**Stated exercise:** Write out the records word for word, with no pictures.

Start of Given records

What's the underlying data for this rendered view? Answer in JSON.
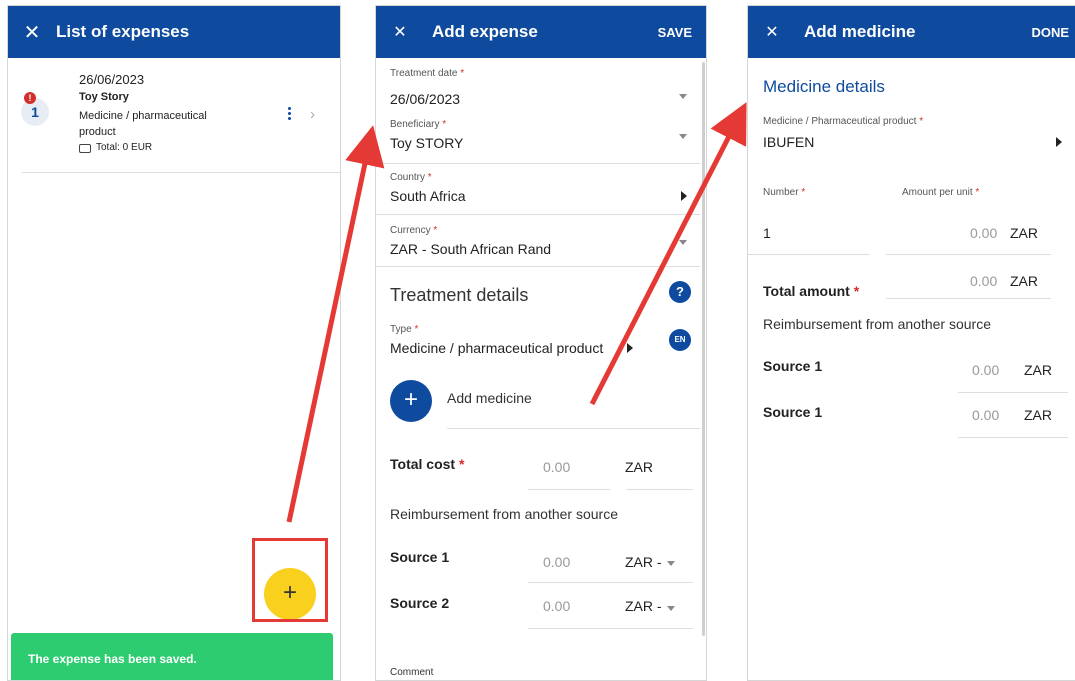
{
  "panel1": {
    "title": "List of expenses",
    "item": {
      "date": "26/06/2023",
      "name": "Toy Story",
      "type": "Medicine / pharmaceutical product",
      "total": "Total: 0 EUR",
      "index": "1",
      "alert": "!"
    },
    "fab": "+",
    "snackbar": "The expense has been saved."
  },
  "panel2": {
    "title": "Add expense",
    "save": "SAVE",
    "treatment_date_label": "Treatment date",
    "treatment_date": "26/06/2023",
    "beneficiary_label": "Beneficiary",
    "beneficiary": "Toy STORY",
    "country_label": "Country",
    "country": "South Africa",
    "currency_label": "Currency",
    "currency": "ZAR - South African Rand",
    "section": "Treatment details",
    "help": "?",
    "lang": "EN",
    "type_label": "Type",
    "type": "Medicine / pharmaceutical product",
    "add_medicine": "Add medicine",
    "total_cost_label": "Total cost",
    "total_cost": "0.00",
    "total_currency": "ZAR",
    "reimb": "Reimbursement from another source",
    "source1_label": "Source 1",
    "source1_value": "0.00",
    "source1_currency": "ZAR -",
    "source2_label": "Source 2",
    "source2_value": "0.00",
    "source2_currency": "ZAR -",
    "comment_label": "Comment",
    "asterisk": "*"
  },
  "panel3": {
    "title": "Add medicine",
    "done": "DONE",
    "section": "Medicine details",
    "product_label": "Medicine / Pharmaceutical product",
    "product": "IBUFEN",
    "number_label": "Number",
    "number": "1",
    "amount_label": "Amount per unit",
    "amount": "0.00",
    "amount_currency": "ZAR",
    "total_label": "Total amount",
    "total": "0.00",
    "total_currency": "ZAR",
    "reimb": "Reimbursement from another source",
    "source1_label": "Source 1",
    "source1_value": "0.00",
    "source1_currency": "ZAR",
    "source1b_label": "Source 1",
    "source1b_value": "0.00",
    "source1b_currency": "ZAR"
  },
  "colors": {
    "brand": "#0e4a9e",
    "fab": "#f9d01d",
    "snackbar": "#2ecc71",
    "highlight": "#e53935",
    "alert": "#d32f2f"
  }
}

End of Given records

**In response:**
What's the underlying data for this rendered view? Answer in JSON.
{
  "panel1": {
    "title": "List of expenses",
    "item": {
      "date": "26/06/2023",
      "name": "Toy Story",
      "type": "Medicine / pharmaceutical product",
      "total": "Total: 0 EUR",
      "index": "1",
      "alert": "!"
    },
    "fab": "+",
    "snackbar": "The expense has been saved."
  },
  "panel2": {
    "title": "Add expense",
    "save": "SAVE",
    "treatment_date_label": "Treatment date",
    "treatment_date": "26/06/2023",
    "beneficiary_label": "Beneficiary",
    "beneficiary": "Toy STORY",
    "country_label": "Country",
    "country": "South Africa",
    "currency_label": "Currency",
    "currency": "ZAR - South African Rand",
    "section": "Treatment details",
    "help": "?",
    "lang": "EN",
    "type_label": "Type",
    "type": "Medicine / pharmaceutical product",
    "add_medicine": "Add medicine",
    "total_cost_label": "Total cost",
    "total_cost": "0.00",
    "total_currency": "ZAR",
    "reimb": "Reimbursement from another source",
    "source1_label": "Source 1",
    "source1_value": "0.00",
    "source1_currency": "ZAR -",
    "source2_label": "Source 2",
    "source2_value": "0.00",
    "source2_currency": "ZAR -",
    "comment_label": "Comment",
    "asterisk": "*"
  },
  "panel3": {
    "title": "Add medicine",
    "done": "DONE",
    "section": "Medicine details",
    "product_label": "Medicine / Pharmaceutical product",
    "product": "IBUFEN",
    "number_label": "Number",
    "number": "1",
    "amount_label": "Amount per unit",
    "amount": "0.00",
    "amount_currency": "ZAR",
    "total_label": "Total amount",
    "total": "0.00",
    "total_currency": "ZAR",
    "reimb": "Reimbursement from another source",
    "source1_label": "Source 1",
    "source1_value": "0.00",
    "source1_currency": "ZAR",
    "source1b_label": "Source 1",
    "source1b_value": "0.00",
    "source1b_currency": "ZAR"
  },
  "colors": {
    "brand": "#0e4a9e",
    "fab": "#f9d01d",
    "snackbar": "#2ecc71",
    "highlight": "#e53935",
    "alert": "#d32f2f"
  }
}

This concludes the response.